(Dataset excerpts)
★ ★ ★

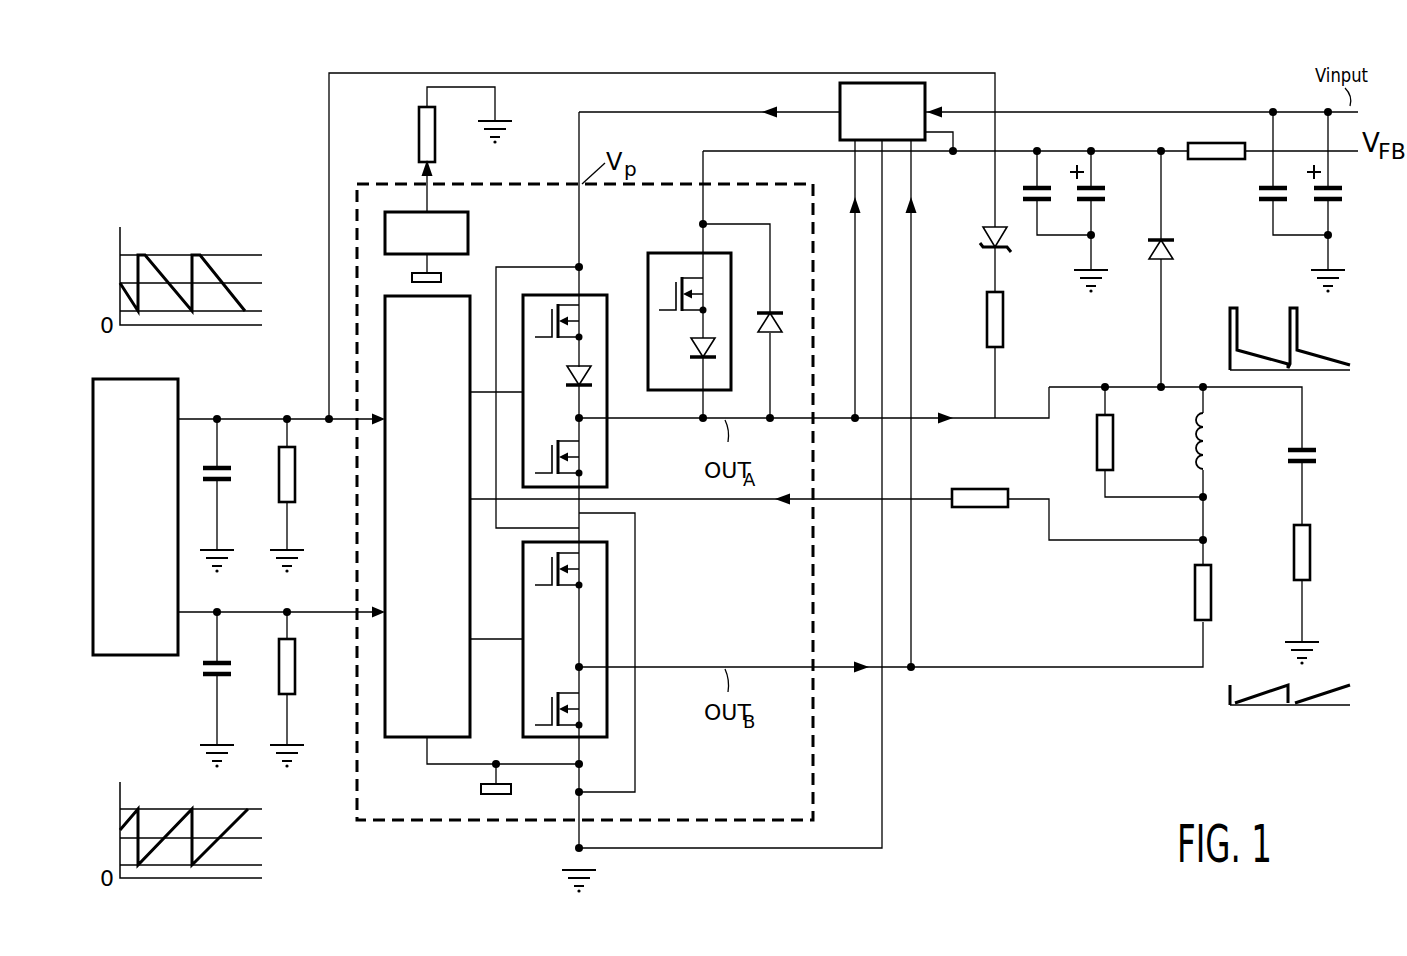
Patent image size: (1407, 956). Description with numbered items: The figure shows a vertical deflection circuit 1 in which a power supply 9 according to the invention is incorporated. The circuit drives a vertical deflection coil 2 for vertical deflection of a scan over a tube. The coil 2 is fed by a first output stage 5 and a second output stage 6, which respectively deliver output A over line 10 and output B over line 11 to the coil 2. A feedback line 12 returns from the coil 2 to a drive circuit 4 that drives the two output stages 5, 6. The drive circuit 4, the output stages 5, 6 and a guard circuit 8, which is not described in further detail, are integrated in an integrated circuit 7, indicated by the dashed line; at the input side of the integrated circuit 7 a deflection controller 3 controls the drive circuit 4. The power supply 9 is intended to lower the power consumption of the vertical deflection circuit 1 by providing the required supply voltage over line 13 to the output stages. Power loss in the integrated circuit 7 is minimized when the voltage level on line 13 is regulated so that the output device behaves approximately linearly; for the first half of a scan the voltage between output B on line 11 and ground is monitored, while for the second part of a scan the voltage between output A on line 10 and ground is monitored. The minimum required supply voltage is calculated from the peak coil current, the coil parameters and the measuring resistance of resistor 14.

The vertical deflection circuit 1 is at (249, 176).
The vertical deflection coil 2 is at (1214, 443).
The deflection controller 3 is at (135, 655).
The drive circuit 4 is at (382, 517).
The first output stage 5 is at (597, 445).
The second output stage 6 is at (597, 625).
The integrated circuit 7 is at (380, 812).
The guard circuit 8 is at (470, 233).
The power supply 9 is at (840, 128).
The line 10 is at (838, 420).
The line 11 is at (838, 669).
The feedback line 12 is at (723, 503).
The supply voltage line 13 is at (579, 147).
The resistor 14 is at (1194, 593).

★ ★ ★

Copy every line of the items above word for word, leaving out the pictures.

Patent image size: (1407, 956). Description with numbered items: The figure shows a vertical deflection circuit 1 in which a power supply 9 according to the invention is incorporated. The circuit drives a vertical deflection coil 2 for vertical deflection of a scan over a tube. The coil 2 is fed by a first output stage 5 and a second output stage 6, which respectively deliver output A over line 10 and output B over line 11 to the coil 2. A feedback line 12 returns from the coil 2 to a drive circuit 4 that drives the two output stages 5, 6. The drive circuit 4, the output stages 5, 6 and a guard circuit 8, which is not described in further detail, are integrated in an integrated circuit 7, indicated by the dashed line; at the input side of the integrated circuit 7 a deflection controller 3 controls the drive circuit 4. The power supply 9 is intended to lower the power consumption of the vertical deflection circuit 1 by providing the required supply voltage over line 13 to the output stages. Power loss in the integrated circuit 7 is minimized when the voltage level on line 13 is regulated so that the output device behaves approximately linearly; for the first half of a scan the voltage between output B on line 11 and ground is monitored, while for the second part of a scan the voltage between output A on line 10 and ground is monitored. The minimum required supply voltage is calculated from the peak coil current, the coil parameters and the measuring resistance of resistor 14.

The vertical deflection circuit 1 is at (249, 176).
The vertical deflection coil 2 is at (1214, 443).
The deflection controller 3 is at (135, 655).
The drive circuit 4 is at (382, 517).
The first output stage 5 is at (597, 445).
The second output stage 6 is at (597, 625).
The integrated circuit 7 is at (380, 812).
The guard circuit 8 is at (470, 233).
The power supply 9 is at (840, 128).
The line 10 is at (838, 420).
The line 11 is at (838, 669).
The feedback line 12 is at (723, 503).
The supply voltage line 13 is at (579, 147).
The resistor 14 is at (1194, 593).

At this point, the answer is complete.